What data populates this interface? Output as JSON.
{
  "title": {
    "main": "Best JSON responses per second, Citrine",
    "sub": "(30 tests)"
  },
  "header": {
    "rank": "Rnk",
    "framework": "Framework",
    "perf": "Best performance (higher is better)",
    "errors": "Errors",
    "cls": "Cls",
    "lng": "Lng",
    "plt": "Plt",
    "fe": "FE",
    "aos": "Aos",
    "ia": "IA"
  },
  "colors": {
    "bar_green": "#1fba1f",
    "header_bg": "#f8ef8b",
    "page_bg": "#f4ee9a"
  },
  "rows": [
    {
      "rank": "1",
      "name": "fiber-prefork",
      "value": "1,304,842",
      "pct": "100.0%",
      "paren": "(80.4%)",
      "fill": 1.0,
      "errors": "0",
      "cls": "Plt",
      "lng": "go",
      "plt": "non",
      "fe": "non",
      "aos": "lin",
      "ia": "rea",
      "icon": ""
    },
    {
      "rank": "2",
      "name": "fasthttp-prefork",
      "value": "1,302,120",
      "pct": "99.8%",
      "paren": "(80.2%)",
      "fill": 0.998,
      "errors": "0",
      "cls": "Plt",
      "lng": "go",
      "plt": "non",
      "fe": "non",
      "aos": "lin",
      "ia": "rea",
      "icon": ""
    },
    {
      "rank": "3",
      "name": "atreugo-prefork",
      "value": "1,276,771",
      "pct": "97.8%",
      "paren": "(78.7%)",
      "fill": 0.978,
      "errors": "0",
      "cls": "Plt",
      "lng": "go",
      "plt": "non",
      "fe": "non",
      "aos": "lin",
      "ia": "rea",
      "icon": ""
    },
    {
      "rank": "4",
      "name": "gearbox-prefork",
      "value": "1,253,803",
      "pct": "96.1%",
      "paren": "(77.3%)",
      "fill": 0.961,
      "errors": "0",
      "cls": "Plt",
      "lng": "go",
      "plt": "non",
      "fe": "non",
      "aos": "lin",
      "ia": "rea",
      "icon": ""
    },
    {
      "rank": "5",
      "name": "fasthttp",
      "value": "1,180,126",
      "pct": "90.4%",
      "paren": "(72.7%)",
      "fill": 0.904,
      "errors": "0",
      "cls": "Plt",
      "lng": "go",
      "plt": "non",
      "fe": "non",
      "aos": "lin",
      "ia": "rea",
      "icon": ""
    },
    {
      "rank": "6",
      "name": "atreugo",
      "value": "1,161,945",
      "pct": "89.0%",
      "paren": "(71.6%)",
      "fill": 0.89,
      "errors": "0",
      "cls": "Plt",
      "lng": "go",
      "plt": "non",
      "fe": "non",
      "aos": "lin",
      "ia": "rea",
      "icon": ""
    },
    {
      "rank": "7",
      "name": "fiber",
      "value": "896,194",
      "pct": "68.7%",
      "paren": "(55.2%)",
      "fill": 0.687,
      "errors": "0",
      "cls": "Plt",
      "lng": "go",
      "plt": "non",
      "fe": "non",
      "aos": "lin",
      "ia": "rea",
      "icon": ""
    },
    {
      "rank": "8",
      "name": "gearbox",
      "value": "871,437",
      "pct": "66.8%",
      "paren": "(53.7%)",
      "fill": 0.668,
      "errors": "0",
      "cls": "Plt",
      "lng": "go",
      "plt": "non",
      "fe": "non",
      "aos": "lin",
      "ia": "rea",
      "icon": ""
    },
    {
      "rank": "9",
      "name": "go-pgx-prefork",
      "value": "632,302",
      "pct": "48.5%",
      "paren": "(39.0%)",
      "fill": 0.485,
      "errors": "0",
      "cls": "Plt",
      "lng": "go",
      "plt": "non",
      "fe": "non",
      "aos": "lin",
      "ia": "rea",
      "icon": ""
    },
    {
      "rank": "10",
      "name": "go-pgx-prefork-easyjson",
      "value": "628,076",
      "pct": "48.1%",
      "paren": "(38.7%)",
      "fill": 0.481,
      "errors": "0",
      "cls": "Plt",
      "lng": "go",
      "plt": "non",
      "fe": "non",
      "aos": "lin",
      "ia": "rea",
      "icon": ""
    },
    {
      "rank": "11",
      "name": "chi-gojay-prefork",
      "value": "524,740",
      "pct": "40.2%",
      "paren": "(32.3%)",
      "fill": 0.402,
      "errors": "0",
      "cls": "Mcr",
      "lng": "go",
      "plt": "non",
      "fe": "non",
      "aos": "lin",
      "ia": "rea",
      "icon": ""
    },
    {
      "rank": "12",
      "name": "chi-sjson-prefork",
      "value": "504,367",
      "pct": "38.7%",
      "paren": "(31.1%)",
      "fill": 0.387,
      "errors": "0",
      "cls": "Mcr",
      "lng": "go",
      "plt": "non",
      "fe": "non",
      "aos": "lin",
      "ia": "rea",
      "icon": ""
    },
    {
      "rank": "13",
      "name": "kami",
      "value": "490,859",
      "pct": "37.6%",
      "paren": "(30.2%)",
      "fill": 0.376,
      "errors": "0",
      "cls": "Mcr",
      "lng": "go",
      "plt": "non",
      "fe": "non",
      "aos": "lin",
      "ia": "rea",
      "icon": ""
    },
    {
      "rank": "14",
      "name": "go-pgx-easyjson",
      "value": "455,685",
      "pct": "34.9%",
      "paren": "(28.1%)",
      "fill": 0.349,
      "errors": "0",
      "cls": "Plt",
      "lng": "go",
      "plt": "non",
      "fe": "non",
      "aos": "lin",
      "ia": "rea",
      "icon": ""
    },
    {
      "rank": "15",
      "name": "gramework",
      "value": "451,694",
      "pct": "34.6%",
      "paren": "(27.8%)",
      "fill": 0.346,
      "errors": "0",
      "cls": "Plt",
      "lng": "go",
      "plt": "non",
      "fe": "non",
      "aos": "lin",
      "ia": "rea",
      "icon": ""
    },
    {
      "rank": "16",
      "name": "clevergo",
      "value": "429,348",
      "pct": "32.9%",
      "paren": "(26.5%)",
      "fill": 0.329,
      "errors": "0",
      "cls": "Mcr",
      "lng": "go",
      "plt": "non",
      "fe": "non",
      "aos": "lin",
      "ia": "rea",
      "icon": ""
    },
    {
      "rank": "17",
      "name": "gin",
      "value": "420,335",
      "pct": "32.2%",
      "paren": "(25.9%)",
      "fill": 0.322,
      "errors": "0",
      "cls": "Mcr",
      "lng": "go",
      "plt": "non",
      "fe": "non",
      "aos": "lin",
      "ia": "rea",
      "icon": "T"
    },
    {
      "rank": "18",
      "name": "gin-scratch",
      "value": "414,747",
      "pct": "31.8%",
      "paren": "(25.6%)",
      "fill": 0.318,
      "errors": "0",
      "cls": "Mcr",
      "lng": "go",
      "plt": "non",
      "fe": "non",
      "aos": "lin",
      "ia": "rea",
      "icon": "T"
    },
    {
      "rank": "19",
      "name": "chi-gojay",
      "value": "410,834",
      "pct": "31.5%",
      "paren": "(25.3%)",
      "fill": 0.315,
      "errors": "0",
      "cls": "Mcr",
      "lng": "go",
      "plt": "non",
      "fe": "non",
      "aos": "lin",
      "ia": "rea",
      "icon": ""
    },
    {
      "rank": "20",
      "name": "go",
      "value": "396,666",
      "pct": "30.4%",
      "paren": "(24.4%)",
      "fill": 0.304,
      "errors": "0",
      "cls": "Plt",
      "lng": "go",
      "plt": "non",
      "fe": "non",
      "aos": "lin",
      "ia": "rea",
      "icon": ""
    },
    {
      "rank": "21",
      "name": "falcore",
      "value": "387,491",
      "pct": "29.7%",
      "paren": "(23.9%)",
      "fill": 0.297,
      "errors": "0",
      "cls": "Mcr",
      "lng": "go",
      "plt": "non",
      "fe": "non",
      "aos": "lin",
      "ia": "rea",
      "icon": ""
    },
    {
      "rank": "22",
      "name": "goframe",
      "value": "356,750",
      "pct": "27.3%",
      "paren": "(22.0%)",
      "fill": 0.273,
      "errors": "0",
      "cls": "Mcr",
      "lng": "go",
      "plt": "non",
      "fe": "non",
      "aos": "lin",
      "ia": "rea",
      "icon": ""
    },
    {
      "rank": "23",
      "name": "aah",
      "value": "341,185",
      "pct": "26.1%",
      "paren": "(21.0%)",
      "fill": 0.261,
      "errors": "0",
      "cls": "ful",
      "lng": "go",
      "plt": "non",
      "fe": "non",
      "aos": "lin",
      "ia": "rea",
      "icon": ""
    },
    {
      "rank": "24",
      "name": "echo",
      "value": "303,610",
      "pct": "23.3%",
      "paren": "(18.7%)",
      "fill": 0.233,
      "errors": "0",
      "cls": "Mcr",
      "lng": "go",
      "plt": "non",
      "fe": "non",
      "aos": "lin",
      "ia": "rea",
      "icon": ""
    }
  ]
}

Stated goal: Go through the entries and return each line where the word "easyjson" appears.

Correct response:
      "name": "go-pgx-prefork-easyjson",
      "name": "go-pgx-easyjson",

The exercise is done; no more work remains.